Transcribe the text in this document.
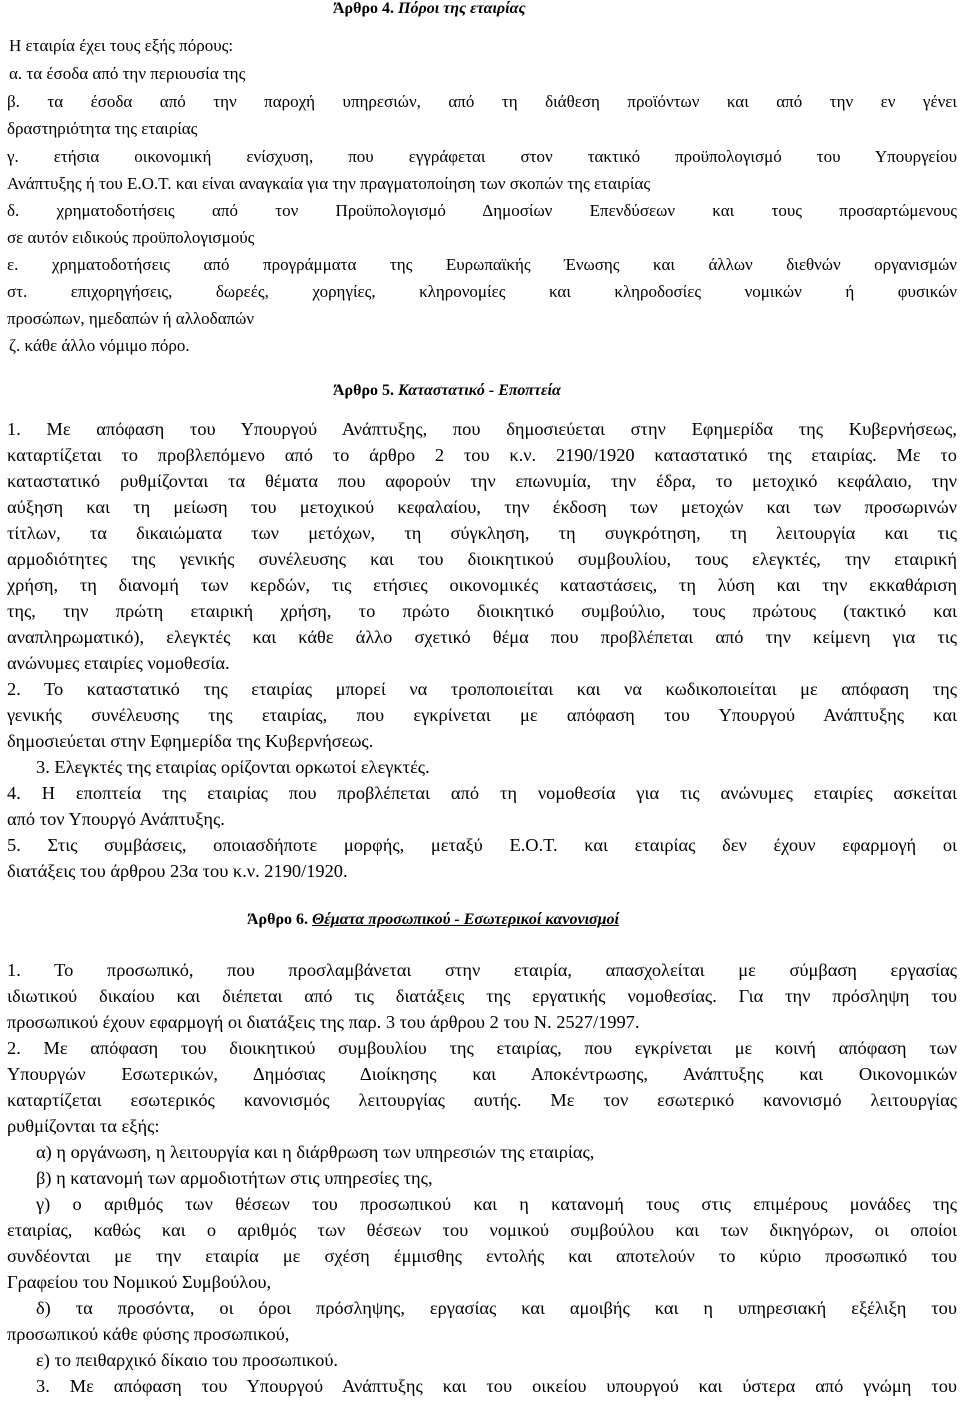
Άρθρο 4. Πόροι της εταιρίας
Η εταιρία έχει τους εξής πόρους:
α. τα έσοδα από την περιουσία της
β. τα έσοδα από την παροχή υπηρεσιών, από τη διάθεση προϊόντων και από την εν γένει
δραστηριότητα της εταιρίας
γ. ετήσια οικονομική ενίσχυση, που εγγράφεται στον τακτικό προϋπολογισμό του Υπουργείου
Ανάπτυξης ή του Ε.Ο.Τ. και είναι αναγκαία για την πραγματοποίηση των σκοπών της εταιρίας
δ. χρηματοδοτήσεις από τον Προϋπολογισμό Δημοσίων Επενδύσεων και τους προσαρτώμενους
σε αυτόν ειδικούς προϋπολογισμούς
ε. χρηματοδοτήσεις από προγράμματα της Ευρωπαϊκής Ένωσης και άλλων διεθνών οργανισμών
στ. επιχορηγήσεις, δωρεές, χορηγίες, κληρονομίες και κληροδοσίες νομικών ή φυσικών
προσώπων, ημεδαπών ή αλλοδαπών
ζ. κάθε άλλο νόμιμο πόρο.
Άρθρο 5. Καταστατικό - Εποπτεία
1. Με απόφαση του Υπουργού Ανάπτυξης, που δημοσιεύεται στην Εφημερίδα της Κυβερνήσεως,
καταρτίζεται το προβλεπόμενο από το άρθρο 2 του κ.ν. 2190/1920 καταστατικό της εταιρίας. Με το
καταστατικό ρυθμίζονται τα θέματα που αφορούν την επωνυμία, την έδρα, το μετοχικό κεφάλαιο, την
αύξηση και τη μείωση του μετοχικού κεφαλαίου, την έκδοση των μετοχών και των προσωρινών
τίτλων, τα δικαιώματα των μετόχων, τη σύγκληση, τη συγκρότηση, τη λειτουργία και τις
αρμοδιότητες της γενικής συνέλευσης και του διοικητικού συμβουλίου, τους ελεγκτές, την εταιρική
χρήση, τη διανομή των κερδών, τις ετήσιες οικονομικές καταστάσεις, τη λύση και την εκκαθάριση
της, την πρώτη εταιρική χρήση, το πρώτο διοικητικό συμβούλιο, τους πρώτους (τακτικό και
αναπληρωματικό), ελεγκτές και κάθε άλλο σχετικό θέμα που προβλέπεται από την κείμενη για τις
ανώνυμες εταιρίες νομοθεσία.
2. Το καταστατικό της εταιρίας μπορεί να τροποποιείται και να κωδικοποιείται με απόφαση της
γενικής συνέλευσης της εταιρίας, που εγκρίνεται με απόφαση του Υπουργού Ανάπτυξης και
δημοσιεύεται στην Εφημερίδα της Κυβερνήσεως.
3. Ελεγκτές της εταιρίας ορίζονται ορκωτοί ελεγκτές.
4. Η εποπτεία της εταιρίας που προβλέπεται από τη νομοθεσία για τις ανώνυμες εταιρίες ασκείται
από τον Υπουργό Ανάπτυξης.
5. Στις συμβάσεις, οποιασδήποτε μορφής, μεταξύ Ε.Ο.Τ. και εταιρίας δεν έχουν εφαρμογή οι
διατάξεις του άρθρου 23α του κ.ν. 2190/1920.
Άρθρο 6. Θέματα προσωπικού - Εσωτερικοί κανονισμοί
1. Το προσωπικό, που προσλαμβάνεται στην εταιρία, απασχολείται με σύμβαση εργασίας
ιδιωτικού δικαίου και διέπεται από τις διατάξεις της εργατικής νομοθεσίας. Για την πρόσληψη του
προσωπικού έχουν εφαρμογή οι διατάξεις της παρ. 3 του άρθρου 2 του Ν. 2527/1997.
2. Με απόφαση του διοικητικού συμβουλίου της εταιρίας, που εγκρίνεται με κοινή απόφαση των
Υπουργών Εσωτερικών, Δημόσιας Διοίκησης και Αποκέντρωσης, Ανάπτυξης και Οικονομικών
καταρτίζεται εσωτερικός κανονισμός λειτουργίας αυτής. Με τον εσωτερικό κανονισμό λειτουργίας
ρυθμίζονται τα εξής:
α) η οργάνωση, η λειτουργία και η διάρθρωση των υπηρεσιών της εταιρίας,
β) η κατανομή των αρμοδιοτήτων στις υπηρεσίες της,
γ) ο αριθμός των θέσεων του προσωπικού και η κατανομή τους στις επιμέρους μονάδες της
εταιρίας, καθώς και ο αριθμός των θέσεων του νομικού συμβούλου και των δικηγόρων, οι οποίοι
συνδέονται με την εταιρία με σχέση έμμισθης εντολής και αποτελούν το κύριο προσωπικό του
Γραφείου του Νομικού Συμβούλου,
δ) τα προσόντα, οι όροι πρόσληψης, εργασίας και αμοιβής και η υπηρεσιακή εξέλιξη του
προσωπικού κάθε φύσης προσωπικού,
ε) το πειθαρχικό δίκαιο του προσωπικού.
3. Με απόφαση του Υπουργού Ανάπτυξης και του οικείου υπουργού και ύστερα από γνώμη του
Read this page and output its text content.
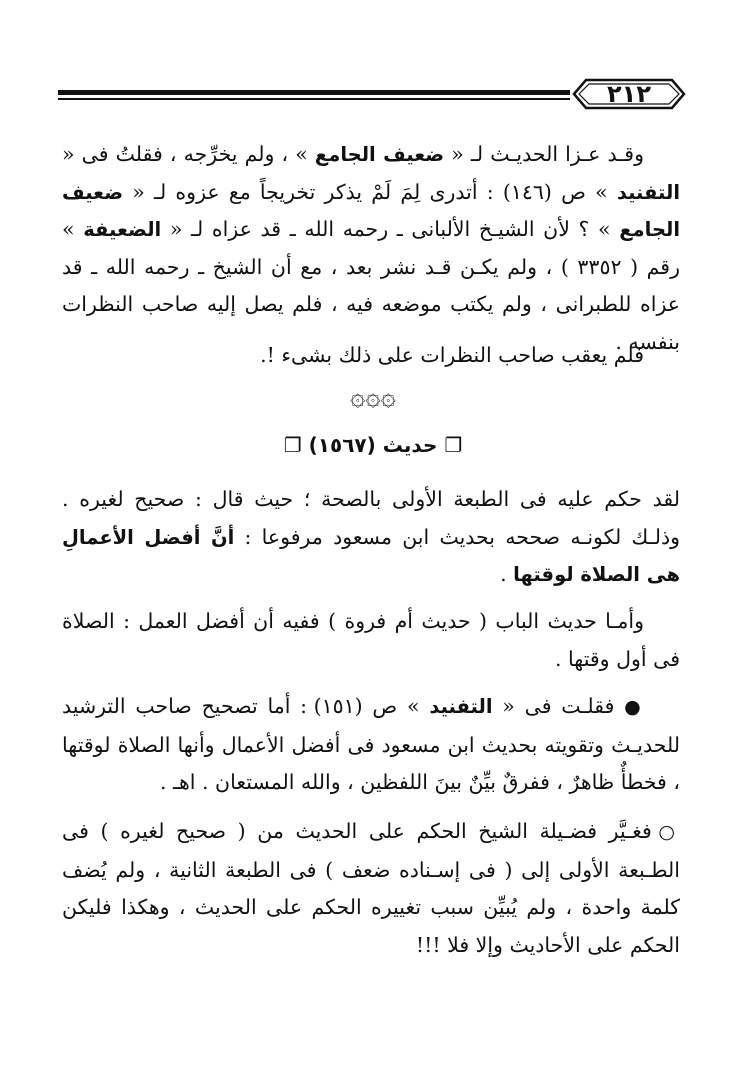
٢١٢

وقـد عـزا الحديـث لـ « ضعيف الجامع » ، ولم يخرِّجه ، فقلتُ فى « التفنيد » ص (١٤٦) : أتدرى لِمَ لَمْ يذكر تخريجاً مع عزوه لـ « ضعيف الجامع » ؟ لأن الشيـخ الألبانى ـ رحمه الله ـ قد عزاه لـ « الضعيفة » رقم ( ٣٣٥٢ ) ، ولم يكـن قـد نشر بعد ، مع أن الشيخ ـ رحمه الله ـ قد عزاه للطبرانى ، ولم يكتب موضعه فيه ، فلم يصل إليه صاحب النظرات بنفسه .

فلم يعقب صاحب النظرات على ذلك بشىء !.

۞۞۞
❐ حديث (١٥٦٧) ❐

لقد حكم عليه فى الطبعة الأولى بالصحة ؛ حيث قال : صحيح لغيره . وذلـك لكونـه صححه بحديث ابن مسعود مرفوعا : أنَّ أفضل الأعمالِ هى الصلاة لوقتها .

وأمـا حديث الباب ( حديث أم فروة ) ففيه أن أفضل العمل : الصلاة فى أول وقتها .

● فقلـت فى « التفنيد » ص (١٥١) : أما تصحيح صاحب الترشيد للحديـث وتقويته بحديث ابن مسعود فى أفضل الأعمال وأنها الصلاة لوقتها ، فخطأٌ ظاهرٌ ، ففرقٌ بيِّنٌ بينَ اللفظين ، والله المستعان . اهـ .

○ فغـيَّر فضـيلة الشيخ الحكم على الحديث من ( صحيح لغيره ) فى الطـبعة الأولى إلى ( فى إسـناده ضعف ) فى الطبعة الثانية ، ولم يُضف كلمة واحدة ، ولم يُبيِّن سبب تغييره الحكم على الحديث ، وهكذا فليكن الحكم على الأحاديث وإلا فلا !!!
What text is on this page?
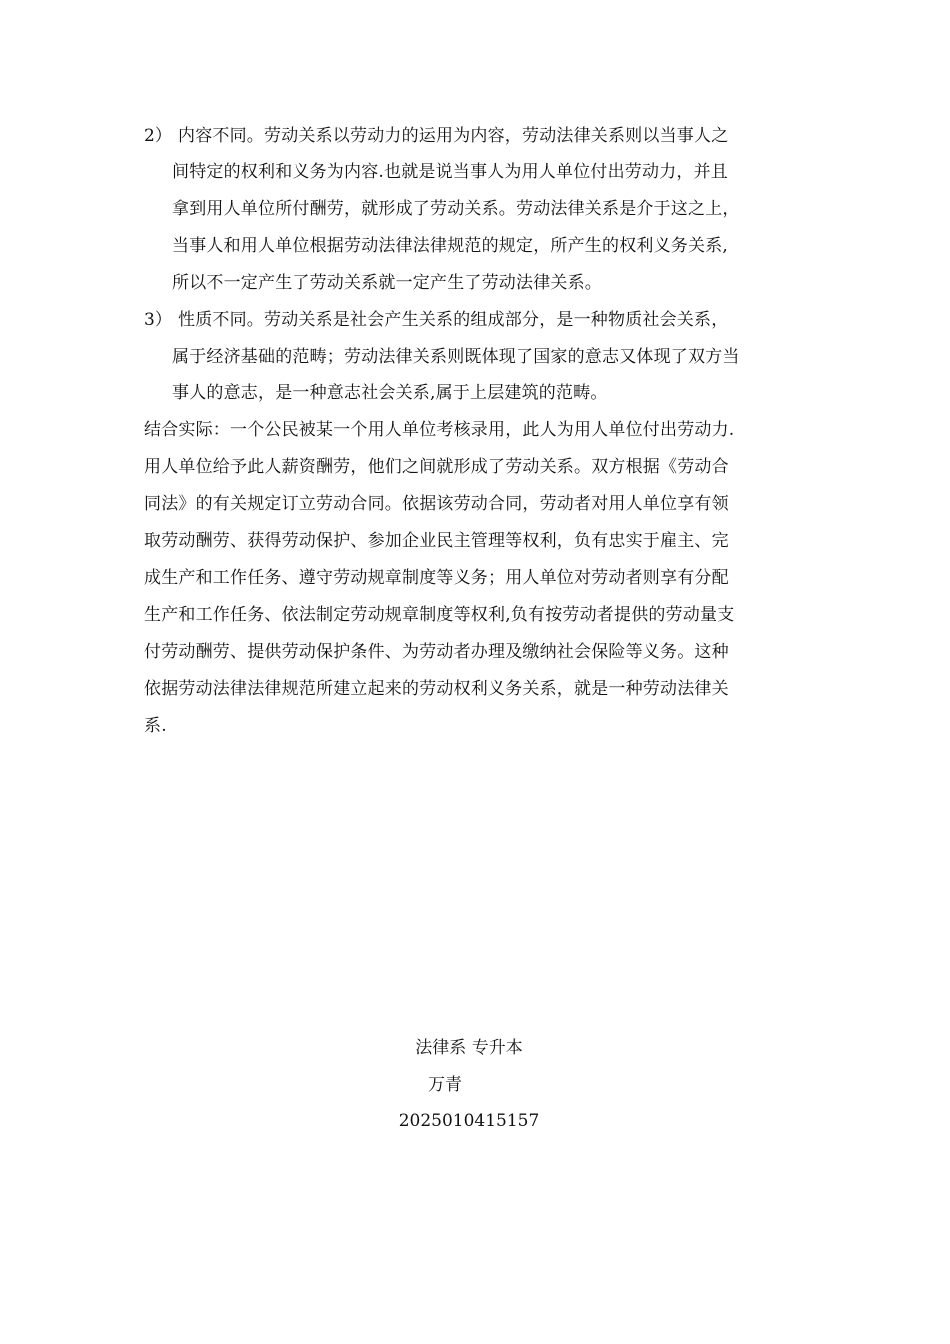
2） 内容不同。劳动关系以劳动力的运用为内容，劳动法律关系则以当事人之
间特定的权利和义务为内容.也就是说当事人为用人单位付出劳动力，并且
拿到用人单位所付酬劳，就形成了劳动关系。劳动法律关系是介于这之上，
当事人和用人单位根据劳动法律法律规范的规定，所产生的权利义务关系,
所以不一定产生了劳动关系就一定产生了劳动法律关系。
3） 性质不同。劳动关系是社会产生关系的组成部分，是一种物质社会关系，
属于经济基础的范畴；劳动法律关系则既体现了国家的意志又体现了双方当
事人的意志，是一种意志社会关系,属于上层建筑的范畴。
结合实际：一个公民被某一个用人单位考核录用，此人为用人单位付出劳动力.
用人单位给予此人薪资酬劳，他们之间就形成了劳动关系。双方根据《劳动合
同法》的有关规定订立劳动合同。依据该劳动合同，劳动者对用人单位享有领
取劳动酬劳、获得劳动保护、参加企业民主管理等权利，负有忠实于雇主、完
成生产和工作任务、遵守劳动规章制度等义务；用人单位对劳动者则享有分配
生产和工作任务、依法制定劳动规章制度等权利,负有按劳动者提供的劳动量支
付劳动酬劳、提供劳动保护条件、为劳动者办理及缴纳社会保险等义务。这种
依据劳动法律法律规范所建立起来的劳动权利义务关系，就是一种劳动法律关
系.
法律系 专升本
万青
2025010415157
☆ ☆ ☆
* INSTRUCTION
Copy out only the lines beginning at the line with "What text is on this page?" and ending at the last line of the entries. Keep them exact; drop pictures.

* ANSWER IN FULL
What text is on this page?
2） 内容不同。劳动关系以劳动力的运用为内容，劳动法律关系则以当事人之
间特定的权利和义务为内容.也就是说当事人为用人单位付出劳动力，并且
拿到用人单位所付酬劳，就形成了劳动关系。劳动法律关系是介于这之上，
当事人和用人单位根据劳动法律法律规范的规定，所产生的权利义务关系,
所以不一定产生了劳动关系就一定产生了劳动法律关系。
3） 性质不同。劳动关系是社会产生关系的组成部分，是一种物质社会关系，
属于经济基础的范畴；劳动法律关系则既体现了国家的意志又体现了双方当
事人的意志，是一种意志社会关系,属于上层建筑的范畴。
结合实际：一个公民被某一个用人单位考核录用，此人为用人单位付出劳动力.
用人单位给予此人薪资酬劳，他们之间就形成了劳动关系。双方根据《劳动合
同法》的有关规定订立劳动合同。依据该劳动合同，劳动者对用人单位享有领
取劳动酬劳、获得劳动保护、参加企业民主管理等权利，负有忠实于雇主、完
成生产和工作任务、遵守劳动规章制度等义务；用人单位对劳动者则享有分配
生产和工作任务、依法制定劳动规章制度等权利,负有按劳动者提供的劳动量支
付劳动酬劳、提供劳动保护条件、为劳动者办理及缴纳社会保险等义务。这种
依据劳动法律法律规范所建立起来的劳动权利义务关系，就是一种劳动法律关
系.
法律系 专升本
万青
2025010415157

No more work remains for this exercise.